PROBLEM DESCRIPTION ▸
Print the GMM-Demux PATH setup and contents notes in full, word for word.

PASSAGE PROVIDED ▸

- - -

To temporarily add the pip binary folder, run the following command: `bash export PATH=~/.local/bin:$PATH `

To permenantly add the pip library folder to your PATH variable, append the following line to your .bashrc file (assuming the user uses bash as the default shell). `bash PATH=~/.local/bin:$PATH `

## Content

The source code of GMM-Demux is supplied in the `GMM_Demux` folder.

An example cell hashing dataset is also provided, located in the `example_input/outs/filtered_feature_bc_matrix` folder.

An example set of hand-curated putative cell types are provided in the `example_cell_types` folder.

An example csv HTO file of the above cell hashing data is provided as the `example_hto.csv` file.

- - -

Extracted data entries
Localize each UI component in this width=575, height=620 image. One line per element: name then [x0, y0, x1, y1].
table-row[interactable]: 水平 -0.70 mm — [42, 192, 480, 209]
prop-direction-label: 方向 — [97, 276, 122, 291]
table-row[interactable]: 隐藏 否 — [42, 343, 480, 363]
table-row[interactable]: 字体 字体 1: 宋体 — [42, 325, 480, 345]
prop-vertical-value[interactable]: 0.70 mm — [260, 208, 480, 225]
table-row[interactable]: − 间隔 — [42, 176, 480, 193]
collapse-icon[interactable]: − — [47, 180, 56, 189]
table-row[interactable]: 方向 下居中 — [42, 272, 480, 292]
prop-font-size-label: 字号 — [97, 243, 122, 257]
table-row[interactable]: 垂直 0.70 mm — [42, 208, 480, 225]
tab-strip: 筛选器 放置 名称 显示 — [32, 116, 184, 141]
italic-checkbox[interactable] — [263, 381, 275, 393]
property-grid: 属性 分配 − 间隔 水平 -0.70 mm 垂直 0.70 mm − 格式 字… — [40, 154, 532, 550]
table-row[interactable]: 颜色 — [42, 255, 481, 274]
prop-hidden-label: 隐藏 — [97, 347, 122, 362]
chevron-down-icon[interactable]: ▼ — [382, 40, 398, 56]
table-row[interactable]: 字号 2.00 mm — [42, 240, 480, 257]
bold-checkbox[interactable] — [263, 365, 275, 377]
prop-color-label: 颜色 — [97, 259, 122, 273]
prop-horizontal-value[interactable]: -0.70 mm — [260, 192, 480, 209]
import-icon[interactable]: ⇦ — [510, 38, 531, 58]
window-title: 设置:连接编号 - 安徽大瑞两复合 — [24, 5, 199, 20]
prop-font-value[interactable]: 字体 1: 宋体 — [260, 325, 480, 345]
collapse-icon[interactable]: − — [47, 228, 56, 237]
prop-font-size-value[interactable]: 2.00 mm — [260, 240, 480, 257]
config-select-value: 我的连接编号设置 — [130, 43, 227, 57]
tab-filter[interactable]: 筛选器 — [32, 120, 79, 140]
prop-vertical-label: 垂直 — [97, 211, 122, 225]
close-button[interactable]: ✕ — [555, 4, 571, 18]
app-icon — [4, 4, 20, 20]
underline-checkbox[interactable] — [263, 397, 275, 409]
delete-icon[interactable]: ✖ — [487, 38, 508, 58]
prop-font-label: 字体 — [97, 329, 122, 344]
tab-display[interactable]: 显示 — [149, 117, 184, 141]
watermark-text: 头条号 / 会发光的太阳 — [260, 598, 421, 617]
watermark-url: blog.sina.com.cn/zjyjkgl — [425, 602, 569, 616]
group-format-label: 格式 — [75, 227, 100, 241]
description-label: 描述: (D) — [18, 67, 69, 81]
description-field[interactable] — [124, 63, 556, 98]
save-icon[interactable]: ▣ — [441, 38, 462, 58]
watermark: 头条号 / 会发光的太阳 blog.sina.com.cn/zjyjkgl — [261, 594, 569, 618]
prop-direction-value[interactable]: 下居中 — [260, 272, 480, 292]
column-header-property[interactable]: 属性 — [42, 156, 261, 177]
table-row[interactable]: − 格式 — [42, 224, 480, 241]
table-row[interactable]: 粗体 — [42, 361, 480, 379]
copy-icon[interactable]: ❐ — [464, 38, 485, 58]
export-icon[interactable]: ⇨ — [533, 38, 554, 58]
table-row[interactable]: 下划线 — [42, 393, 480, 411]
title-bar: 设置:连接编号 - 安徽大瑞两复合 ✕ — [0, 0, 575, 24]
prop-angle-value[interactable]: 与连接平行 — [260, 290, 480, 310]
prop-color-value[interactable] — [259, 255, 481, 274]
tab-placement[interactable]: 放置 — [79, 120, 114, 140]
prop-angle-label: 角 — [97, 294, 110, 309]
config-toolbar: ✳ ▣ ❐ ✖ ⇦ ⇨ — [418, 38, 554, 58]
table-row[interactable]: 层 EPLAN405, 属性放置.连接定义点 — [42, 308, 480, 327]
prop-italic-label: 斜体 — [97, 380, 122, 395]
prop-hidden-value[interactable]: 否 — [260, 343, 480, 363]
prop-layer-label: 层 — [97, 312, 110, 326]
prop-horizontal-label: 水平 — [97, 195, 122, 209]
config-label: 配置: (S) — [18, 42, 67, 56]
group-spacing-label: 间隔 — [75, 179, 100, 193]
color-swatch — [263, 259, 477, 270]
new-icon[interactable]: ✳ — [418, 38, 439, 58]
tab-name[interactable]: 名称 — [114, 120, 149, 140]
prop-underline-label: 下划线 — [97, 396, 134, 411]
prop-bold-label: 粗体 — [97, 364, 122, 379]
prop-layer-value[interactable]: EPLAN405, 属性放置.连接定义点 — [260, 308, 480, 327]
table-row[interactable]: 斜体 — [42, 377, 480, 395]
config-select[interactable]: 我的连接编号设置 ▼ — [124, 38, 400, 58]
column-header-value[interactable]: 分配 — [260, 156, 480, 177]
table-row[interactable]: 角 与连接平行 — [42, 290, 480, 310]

- - -

ANSWER TO THIS PROBLEM ▸
To temporarily add the pip binary folder, run the following command: `bash export PATH=~/.local/bin:$PATH `

To permenantly add the pip library folder to your PATH variable, append the following line to your .bashrc file (assuming the user uses bash as the default shell). `bash PATH=~/.local/bin:$PATH `

## Content

The source code of GMM-Demux is supplied in the `GMM_Demux` folder.

An example cell hashing dataset is also provided, located in the `example_input/outs/filtered_feature_bc_matrix` folder.

An example set of hand-curated putative cell types are provided in the `example_cell_types` folder.

An example csv HTO file of the above cell hashing data is provided as the `example_hto.csv` file.